EXCERPT TO READ:
From 9 – 12 October, Migrants Organise, Kanlungan and many other groups joined together for a weekend of action against the home office’s ‘hostile environment’.
The ‘hostile environment’ is a web of immigration controls forcing NHS staff, employers, landlords and others to make life unbearable for undocumented migrants.
The weekend of action was exactly 10 years since the deportation-murder of Jimmy Mubenga, who an inquest said was ‘unlawfully killed’ while being restrained by three G4S guards ‘using unreasonable force’ on a deportation flight.
In Oxford, there was a vigil to remember Jimmy Mubenga in Bonn Square. Medact Brighton also organised a vigil for Jimmy and demanded they be allowed to care for patients without passports.
Outside Twickenham stadium in London, protesters called for the England rugby team to end their sponsorship deal with British Airways, the company that flew Jimmy Mubenga to his death.

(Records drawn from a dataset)
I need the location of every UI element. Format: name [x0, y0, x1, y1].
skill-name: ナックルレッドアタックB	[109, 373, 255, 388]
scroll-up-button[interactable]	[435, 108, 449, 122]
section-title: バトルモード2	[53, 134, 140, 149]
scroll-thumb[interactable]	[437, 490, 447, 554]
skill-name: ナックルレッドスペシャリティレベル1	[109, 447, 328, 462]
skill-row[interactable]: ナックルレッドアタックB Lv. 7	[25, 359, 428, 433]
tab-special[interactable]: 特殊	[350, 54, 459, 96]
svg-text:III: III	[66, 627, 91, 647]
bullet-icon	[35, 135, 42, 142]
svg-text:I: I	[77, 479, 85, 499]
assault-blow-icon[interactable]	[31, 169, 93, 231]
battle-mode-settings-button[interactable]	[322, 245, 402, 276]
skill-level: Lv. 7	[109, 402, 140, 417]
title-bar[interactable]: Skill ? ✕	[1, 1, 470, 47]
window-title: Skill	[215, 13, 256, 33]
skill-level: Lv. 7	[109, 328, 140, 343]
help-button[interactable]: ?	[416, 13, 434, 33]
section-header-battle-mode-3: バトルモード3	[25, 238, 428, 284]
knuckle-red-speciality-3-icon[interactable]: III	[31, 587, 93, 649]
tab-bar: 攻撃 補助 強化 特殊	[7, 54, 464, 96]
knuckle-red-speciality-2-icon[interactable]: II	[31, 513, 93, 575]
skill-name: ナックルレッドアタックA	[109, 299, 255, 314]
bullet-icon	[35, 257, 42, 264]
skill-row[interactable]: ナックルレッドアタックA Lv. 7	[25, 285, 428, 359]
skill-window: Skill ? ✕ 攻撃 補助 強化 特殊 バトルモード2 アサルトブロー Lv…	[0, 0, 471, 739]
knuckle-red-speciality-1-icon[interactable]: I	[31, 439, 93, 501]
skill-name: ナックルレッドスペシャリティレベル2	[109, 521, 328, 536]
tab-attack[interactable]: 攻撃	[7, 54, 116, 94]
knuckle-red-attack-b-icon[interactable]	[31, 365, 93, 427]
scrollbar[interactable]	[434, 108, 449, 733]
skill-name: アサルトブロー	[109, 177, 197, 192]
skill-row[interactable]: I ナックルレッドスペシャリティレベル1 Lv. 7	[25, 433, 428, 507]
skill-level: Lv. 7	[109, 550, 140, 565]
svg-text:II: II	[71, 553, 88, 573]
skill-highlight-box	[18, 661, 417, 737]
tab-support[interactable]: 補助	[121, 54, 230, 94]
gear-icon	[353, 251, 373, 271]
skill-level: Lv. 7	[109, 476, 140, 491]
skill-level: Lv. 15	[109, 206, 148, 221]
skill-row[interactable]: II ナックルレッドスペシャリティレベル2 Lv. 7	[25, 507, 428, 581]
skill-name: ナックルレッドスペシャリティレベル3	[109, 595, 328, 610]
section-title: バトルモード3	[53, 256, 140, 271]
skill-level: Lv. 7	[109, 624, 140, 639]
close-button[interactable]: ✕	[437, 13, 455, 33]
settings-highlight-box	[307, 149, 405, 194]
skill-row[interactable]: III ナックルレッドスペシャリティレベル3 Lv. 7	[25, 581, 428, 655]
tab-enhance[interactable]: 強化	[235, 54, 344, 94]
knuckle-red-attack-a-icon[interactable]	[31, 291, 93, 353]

YOUR TASKS:
a – Can you write out the account of the weekend of action against the "hostile environment" again, beginning at "The ‘hostile environment’" and stopping after "to his death.", and switch "vigil" to "memorial gathering"?
b – Could you resume the account of the weekend of action against the "hostile environment" after its last sentence?

RESPONSES:
a –
The ‘hostile environment’ is a web of immigration controls forcing NHS staff, employers, landlords and others to make life unbearable for undocumented migrants.
The weekend of action was exactly 10 years since the deportation-murder of Jimmy Mubenga, who an inquest said was ‘unlawfully killed’ while being restrained by three G4S guards ‘using unreasonable force’ on a deportation flight.
In Oxford, there was a memorial gathering to remember Jimmy Mubenga in Bonn Square. Medact Brighton also organised a memorial gathering for Jimmy and demanded they be allowed to care for patients without passports.
Outside Twickenham stadium in London, protesters called for the England rugby team to end their sponsorship deal with British Airways, the company that flew Jimmy Mubenga to his death.

b –
Docs not cops
The weekend was also three years since the NHS began forcing undocumented migrants to pay before receiving treatment.
Outside a branch of the home office in Sheffield, 70 people called for justice for Simba Mujakachi, a migrant who is facing a £100,000 bill after suffering an avoidable, life-changing stroke at the age of 30. Protesters also created a ‘Hospitable Environment’, covering the building in messages of welcome.
In Manchester, campaigners called for the end of the hostile environment within the NHS, which includes the sharing of patient data with the home office.
Abergavenny protesters created a huge banner that read: ‘Change the Story. Migration is not a crime. Hospitality not hostility. Refugees welcome. Create safe routes now.’
They later wrapped the banner around trees in the town square.
Online events included: a national interactive webinar on the rights of undocumented migrants; an online rally in Merseyside; a JusticeForSimba campaign in Waltham Forest; a Zoom vigil in Yorkshire; and a student-led campaign focusing on the need for fair treatment for international students and an end to the hostile environment within British universities.
At Becket House immigration reporting centre in Central London, protesters highlighted the fact that in-person reporting had not been suspended (it has continued during the second lockdown).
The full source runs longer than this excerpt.